• [Work required]
Below is a block of records; reproduce all of them exactly and leave out any pictures.

• [Material for this task]
--- START ---

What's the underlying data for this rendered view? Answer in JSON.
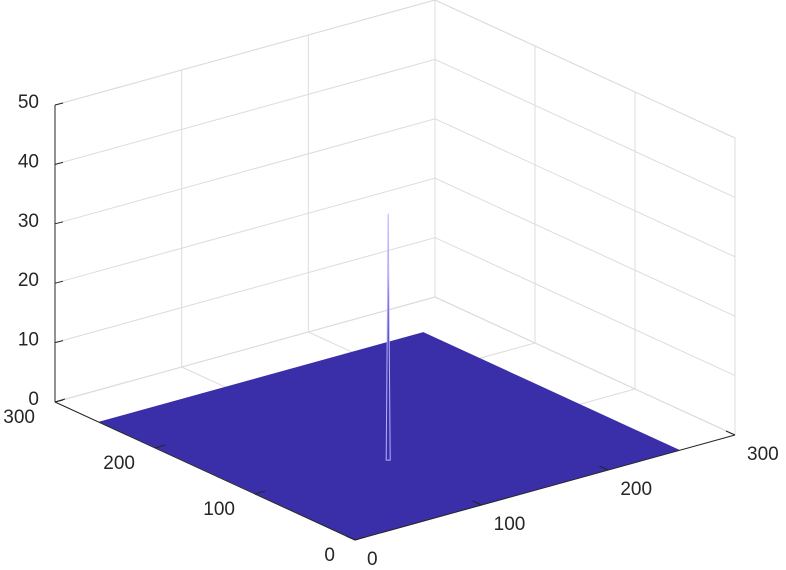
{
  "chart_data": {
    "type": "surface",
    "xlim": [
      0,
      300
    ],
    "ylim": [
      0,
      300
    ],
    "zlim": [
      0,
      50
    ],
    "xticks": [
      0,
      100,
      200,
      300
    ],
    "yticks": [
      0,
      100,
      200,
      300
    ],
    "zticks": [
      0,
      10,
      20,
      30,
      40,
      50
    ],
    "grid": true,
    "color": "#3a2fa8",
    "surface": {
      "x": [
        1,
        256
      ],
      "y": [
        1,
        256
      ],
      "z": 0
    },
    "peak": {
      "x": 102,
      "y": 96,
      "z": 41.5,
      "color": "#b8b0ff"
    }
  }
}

--- END ---

• [The response]
What's the underlying data for this rendered view? Answer in JSON.
{
  "chart_data": {
    "type": "surface",
    "xlim": [
      0,
      300
    ],
    "ylim": [
      0,
      300
    ],
    "zlim": [
      0,
      50
    ],
    "xticks": [
      0,
      100,
      200,
      300
    ],
    "yticks": [
      0,
      100,
      200,
      300
    ],
    "zticks": [
      0,
      10,
      20,
      30,
      40,
      50
    ],
    "grid": true,
    "color": "#3a2fa8",
    "surface": {
      "x": [
        1,
        256
      ],
      "y": [
        1,
        256
      ],
      "z": 0
    },
    "peak": {
      "x": 102,
      "y": 96,
      "z": 41.5,
      "color": "#b8b0ff"
    }
  }
}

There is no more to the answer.